• _SET OF TASKS_
- a) Do the following statements agree with the Karla trilogy text? For each, answer yes or no and quote the deciding words of the text. (i) The three books of the series were published between 1974 and 1979. (ii) The film adaptation starred Alec Guinness as George Smiley. (iii) Karla's Achilles Heel is his love for his daughter.
- b) How would you translate this sentence from the Karla trilogy text into Spanish: "It deals with British Intelligence officer George Smiley and his long battle with Russian spymaster Karla."
- c) Reproduce the Karla trilogy text, everything from "1. Tinker, Tailor, Soldier, Spy" down to "the trope page.".

• _DOCUMENT EXCERPT_
%%
Ricki Tarr, Tinker,Tailor, Soldier, Spy

One of the finest spy trilogies of all time, John Le Carre's The Quest for Karla trilogy is a thriller set during the Cold War. It deals with British Intelligence officer George Smiley and his long battle with Russian spymaster Karla. Dealing with betrayal, love and the often mundane nature of spying, it asks awkward and painful questions about keeping secrets from your friends, lovers and indeed yourself.

The series consists of three books published between 1974 and 1979. These are:

  1. Tinker, Tailor, Soldier, Spy
  2. The Honourable Schoolboy
  3. Smiley's People

Two BAFTA-winning television adaptations were made of Tinker, Tailor, Soldier, Spy and Smiley's People [1], starring Alec Guinness as George Smiley and Patrick Stewart as Karla; the page for them is here. A film adaptation of Tinker Tailor Soldier Spy, starring Gary Oldman as George Smiley, was released in September 2011; for more info, go here or visit the trope page.

Tropes featured include:

  • Achilles Heel: Karla has one in the form of his love for his daughter, and Smiley arguably has Ann, his wife, though he overcomes this by the end of the series.
  • The Alcoholic: Connie Sachs, most notably.
%%
• _DATA SHOWN_
%%
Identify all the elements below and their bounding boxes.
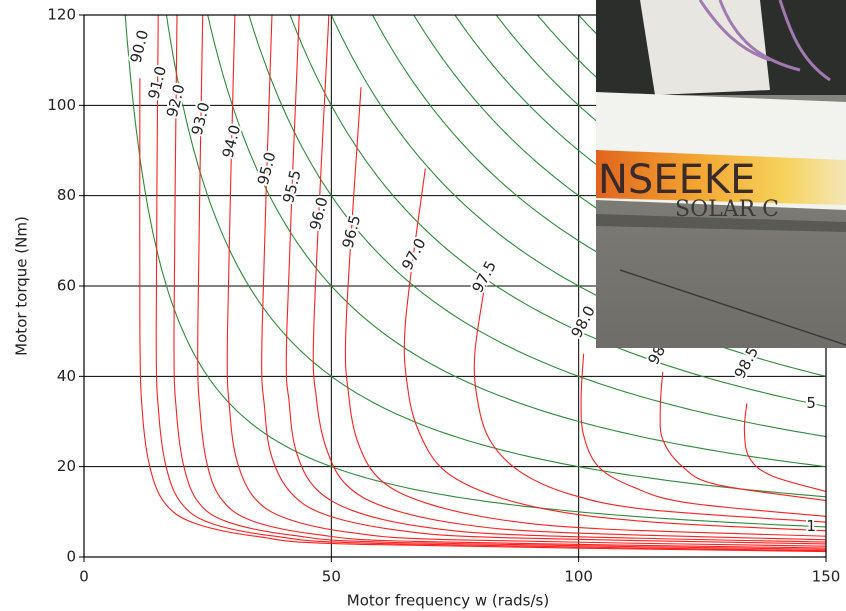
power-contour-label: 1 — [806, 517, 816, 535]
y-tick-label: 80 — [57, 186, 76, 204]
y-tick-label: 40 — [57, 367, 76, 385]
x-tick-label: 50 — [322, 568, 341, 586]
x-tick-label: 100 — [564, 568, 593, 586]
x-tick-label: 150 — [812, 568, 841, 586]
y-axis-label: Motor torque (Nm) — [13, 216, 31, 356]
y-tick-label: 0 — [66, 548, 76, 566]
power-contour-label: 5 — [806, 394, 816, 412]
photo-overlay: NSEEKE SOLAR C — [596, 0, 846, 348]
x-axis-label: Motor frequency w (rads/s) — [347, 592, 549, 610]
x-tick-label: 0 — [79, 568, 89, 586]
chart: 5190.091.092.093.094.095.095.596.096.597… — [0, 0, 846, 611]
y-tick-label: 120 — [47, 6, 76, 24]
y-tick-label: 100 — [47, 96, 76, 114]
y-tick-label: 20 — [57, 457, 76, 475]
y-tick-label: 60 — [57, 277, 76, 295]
%%
• _RESULTS OF THE TASKS_
- a)
(i) Yes: "The series consists of three books published between 1974 and 1979."
(ii) No: "starring Gary Oldman as George Smiley"
(iii) Yes: "Karla has one in the form of his love for his daughter"

- b) Trata del oficial de la inteligencia británica George Smiley y de su larga batalla con el jefe de espías ruso Karla.

- c)
1. Tinker, Tailor, Soldier, Spy
  2. The Honourable Schoolboy
  3. Smiley's People

Two BAFTA-winning television adaptations were made of Tinker, Tailor, Soldier, Spy and Smiley's People [1], starring Alec Guinness as George Smiley and Patrick Stewart as Karla; the page for them is here. A film adaptation of Tinker Tailor Soldier Spy, starring Gary Oldman as George Smiley, was released in September 2011; for more info, go here or visit the trope page.